Transcribe each line exactly.

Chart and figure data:
▬▬▬▬▬▬

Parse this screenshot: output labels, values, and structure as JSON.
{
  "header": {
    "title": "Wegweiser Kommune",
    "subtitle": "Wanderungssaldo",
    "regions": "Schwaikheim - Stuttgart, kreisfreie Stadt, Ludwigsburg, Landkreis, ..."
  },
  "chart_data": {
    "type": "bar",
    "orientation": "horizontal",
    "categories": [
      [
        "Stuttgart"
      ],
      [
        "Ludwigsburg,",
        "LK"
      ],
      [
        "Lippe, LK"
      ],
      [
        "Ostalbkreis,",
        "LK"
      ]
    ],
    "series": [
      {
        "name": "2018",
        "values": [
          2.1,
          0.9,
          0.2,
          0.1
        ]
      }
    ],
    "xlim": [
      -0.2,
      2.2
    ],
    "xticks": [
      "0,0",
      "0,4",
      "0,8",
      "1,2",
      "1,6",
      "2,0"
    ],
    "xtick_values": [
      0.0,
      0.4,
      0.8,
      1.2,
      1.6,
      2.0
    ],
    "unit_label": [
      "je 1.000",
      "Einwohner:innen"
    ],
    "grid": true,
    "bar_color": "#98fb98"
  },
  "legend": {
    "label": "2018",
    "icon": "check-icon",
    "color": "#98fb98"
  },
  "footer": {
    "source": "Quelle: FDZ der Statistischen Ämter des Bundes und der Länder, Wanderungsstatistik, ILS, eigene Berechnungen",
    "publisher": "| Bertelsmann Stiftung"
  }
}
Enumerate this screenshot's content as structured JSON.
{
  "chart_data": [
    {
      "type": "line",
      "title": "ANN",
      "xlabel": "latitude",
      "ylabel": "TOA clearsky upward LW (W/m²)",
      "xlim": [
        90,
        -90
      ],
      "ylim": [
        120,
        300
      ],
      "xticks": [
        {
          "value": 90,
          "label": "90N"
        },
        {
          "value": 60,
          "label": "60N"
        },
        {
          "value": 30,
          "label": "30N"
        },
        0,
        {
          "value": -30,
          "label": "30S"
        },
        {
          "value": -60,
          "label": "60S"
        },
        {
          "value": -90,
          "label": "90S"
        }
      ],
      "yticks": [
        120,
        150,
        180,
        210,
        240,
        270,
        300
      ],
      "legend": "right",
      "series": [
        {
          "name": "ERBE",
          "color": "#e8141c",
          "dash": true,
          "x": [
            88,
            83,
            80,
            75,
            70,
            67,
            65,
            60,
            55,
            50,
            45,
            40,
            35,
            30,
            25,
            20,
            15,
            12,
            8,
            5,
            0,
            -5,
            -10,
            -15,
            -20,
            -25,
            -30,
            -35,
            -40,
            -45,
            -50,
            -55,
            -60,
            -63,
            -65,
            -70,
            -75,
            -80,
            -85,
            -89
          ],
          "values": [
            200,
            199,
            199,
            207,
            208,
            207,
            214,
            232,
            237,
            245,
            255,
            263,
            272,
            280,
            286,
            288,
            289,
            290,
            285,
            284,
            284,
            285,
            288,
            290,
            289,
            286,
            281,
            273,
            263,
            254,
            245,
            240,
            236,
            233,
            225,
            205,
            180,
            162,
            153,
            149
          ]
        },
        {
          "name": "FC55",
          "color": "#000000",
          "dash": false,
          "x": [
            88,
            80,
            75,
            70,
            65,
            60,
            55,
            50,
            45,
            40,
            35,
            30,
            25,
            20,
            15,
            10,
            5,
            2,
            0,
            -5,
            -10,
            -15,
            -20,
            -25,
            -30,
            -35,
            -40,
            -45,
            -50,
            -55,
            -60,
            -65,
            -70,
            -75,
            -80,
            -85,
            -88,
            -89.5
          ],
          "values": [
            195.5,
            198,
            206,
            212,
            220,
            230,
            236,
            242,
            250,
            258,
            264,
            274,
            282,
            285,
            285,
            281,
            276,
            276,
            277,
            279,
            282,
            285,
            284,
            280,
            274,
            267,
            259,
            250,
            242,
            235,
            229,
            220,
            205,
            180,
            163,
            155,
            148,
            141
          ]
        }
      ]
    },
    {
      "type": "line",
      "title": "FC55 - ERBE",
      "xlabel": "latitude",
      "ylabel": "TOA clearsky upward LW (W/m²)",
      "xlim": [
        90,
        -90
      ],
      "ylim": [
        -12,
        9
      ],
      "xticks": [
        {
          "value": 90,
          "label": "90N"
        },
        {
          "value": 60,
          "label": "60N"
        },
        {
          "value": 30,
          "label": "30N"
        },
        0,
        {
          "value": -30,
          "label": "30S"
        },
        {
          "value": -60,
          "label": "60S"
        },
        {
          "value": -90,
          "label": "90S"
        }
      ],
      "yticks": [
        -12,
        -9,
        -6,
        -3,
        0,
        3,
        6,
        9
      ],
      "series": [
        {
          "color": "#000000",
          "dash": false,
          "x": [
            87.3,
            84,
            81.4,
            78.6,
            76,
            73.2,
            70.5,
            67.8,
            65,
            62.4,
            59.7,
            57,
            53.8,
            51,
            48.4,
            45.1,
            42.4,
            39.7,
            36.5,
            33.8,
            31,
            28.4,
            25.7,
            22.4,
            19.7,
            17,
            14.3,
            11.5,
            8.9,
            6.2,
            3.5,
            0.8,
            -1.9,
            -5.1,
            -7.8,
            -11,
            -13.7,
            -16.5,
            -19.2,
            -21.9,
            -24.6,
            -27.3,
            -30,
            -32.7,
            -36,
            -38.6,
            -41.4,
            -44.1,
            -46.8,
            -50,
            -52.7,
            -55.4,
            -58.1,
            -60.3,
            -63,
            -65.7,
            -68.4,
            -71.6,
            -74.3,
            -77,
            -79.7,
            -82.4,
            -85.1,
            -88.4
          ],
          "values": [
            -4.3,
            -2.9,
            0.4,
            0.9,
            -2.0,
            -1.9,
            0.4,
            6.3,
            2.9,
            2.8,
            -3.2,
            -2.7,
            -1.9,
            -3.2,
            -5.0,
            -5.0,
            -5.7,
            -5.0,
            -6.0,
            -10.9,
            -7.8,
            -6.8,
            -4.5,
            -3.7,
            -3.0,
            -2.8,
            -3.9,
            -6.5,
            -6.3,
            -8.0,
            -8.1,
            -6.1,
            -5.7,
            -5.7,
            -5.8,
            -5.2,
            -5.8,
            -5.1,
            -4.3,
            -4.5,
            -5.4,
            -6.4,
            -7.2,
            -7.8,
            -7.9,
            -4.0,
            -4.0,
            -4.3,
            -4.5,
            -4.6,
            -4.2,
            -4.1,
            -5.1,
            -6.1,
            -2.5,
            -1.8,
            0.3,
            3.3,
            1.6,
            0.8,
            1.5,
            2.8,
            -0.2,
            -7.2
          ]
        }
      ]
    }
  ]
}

▬▬▬▬▬▬

# ANSWER IN FULL
Parse this screenshot: output labels, values, and structure as JSON.
{
  "header": {
    "title": "Wegweiser Kommune",
    "subtitle": "Wanderungssaldo",
    "regions": "Schwaikheim - Stuttgart, kreisfreie Stadt, Ludwigsburg, Landkreis, ..."
  },
  "chart_data": {
    "type": "bar",
    "orientation": "horizontal",
    "categories": [
      [
        "Stuttgart"
      ],
      [
        "Ludwigsburg,",
        "LK"
      ],
      [
        "Lippe, LK"
      ],
      [
        "Ostalbkreis,",
        "LK"
      ]
    ],
    "series": [
      {
        "name": "2018",
        "values": [
          2.1,
          0.9,
          0.2,
          0.1
        ]
      }
    ],
    "xlim": [
      -0.2,
      2.2
    ],
    "xticks": [
      "0,0",
      "0,4",
      "0,8",
      "1,2",
      "1,6",
      "2,0"
    ],
    "xtick_values": [
      0.0,
      0.4,
      0.8,
      1.2,
      1.6,
      2.0
    ],
    "unit_label": [
      "je 1.000",
      "Einwohner:innen"
    ],
    "grid": true,
    "bar_color": "#98fb98"
  },
  "legend": {
    "label": "2018",
    "icon": "check-icon",
    "color": "#98fb98"
  },
  "footer": {
    "source": "Quelle: FDZ der Statistischen Ämter des Bundes und der Länder, Wanderungsstatistik, ILS, eigene Berechnungen",
    "publisher": "| Bertelsmann Stiftung"
  }
}
Enumerate this screenshot's content as structured JSON.
{
  "chart_data": [
    {
      "type": "line",
      "title": "ANN",
      "xlabel": "latitude",
      "ylabel": "TOA clearsky upward LW (W/m²)",
      "xlim": [
        90,
        -90
      ],
      "ylim": [
        120,
        300
      ],
      "xticks": [
        {
          "value": 90,
          "label": "90N"
        },
        {
          "value": 60,
          "label": "60N"
        },
        {
          "value": 30,
          "label": "30N"
        },
        0,
        {
          "value": -30,
          "label": "30S"
        },
        {
          "value": -60,
          "label": "60S"
        },
        {
          "value": -90,
          "label": "90S"
        }
      ],
      "yticks": [
        120,
        150,
        180,
        210,
        240,
        270,
        300
      ],
      "legend": "right",
      "series": [
        {
          "name": "ERBE",
          "color": "#e8141c",
          "dash": true,
          "x": [
            88,
            83,
            80,
            75,
            70,
            67,
            65,
            60,
            55,
            50,
            45,
            40,
            35,
            30,
            25,
            20,
            15,
            12,
            8,
            5,
            0,
            -5,
            -10,
            -15,
            -20,
            -25,
            -30,
            -35,
            -40,
            -45,
            -50,
            -55,
            -60,
            -63,
            -65,
            -70,
            -75,
            -80,
            -85,
            -89
          ],
          "values": [
            200,
            199,
            199,
            207,
            208,
            207,
            214,
            232,
            237,
            245,
            255,
            263,
            272,
            280,
            286,
            288,
            289,
            290,
            285,
            284,
            284,
            285,
            288,
            290,
            289,
            286,
            281,
            273,
            263,
            254,
            245,
            240,
            236,
            233,
            225,
            205,
            180,
            162,
            153,
            149
          ]
        },
        {
          "name": "FC55",
          "color": "#000000",
          "dash": false,
          "x": [
            88,
            80,
            75,
            70,
            65,
            60,
            55,
            50,
            45,
            40,
            35,
            30,
            25,
            20,
            15,
            10,
            5,
            2,
            0,
            -5,
            -10,
            -15,
            -20,
            -25,
            -30,
            -35,
            -40,
            -45,
            -50,
            -55,
            -60,
            -65,
            -70,
            -75,
            -80,
            -85,
            -88,
            -89.5
          ],
          "values": [
            195.5,
            198,
            206,
            212,
            220,
            230,
            236,
            242,
            250,
            258,
            264,
            274,
            282,
            285,
            285,
            281,
            276,
            276,
            277,
            279,
            282,
            285,
            284,
            280,
            274,
            267,
            259,
            250,
            242,
            235,
            229,
            220,
            205,
            180,
            163,
            155,
            148,
            141
          ]
        }
      ]
    },
    {
      "type": "line",
      "title": "FC55 - ERBE",
      "xlabel": "latitude",
      "ylabel": "TOA clearsky upward LW (W/m²)",
      "xlim": [
        90,
        -90
      ],
      "ylim": [
        -12,
        9
      ],
      "xticks": [
        {
          "value": 90,
          "label": "90N"
        },
        {
          "value": 60,
          "label": "60N"
        },
        {
          "value": 30,
          "label": "30N"
        },
        0,
        {
          "value": -30,
          "label": "30S"
        },
        {
          "value": -60,
          "label": "60S"
        },
        {
          "value": -90,
          "label": "90S"
        }
      ],
      "yticks": [
        -12,
        -9,
        -6,
        -3,
        0,
        3,
        6,
        9
      ],
      "series": [
        {
          "color": "#000000",
          "dash": false,
          "x": [
            87.3,
            84,
            81.4,
            78.6,
            76,
            73.2,
            70.5,
            67.8,
            65,
            62.4,
            59.7,
            57,
            53.8,
            51,
            48.4,
            45.1,
            42.4,
            39.7,
            36.5,
            33.8,
            31,
            28.4,
            25.7,
            22.4,
            19.7,
            17,
            14.3,
            11.5,
            8.9,
            6.2,
            3.5,
            0.8,
            -1.9,
            -5.1,
            -7.8,
            -11,
            -13.7,
            -16.5,
            -19.2,
            -21.9,
            -24.6,
            -27.3,
            -30,
            -32.7,
            -36,
            -38.6,
            -41.4,
            -44.1,
            -46.8,
            -50,
            -52.7,
            -55.4,
            -58.1,
            -60.3,
            -63,
            -65.7,
            -68.4,
            -71.6,
            -74.3,
            -77,
            -79.7,
            -82.4,
            -85.1,
            -88.4
          ],
          "values": [
            -4.3,
            -2.9,
            0.4,
            0.9,
            -2.0,
            -1.9,
            0.4,
            6.3,
            2.9,
            2.8,
            -3.2,
            -2.7,
            -1.9,
            -3.2,
            -5.0,
            -5.0,
            -5.7,
            -5.0,
            -6.0,
            -10.9,
            -7.8,
            -6.8,
            -4.5,
            -3.7,
            -3.0,
            -2.8,
            -3.9,
            -6.5,
            -6.3,
            -8.0,
            -8.1,
            -6.1,
            -5.7,
            -5.7,
            -5.8,
            -5.2,
            -5.8,
            -5.1,
            -4.3,
            -4.5,
            -5.4,
            -6.4,
            -7.2,
            -7.8,
            -7.9,
            -4.0,
            -4.0,
            -4.3,
            -4.5,
            -4.6,
            -4.2,
            -4.1,
            -5.1,
            -6.1,
            -2.5,
            -1.8,
            0.3,
            3.3,
            1.6,
            0.8,
            1.5,
            2.8,
            -0.2,
            -7.2
          ]
        }
      ]
    }
  ]
}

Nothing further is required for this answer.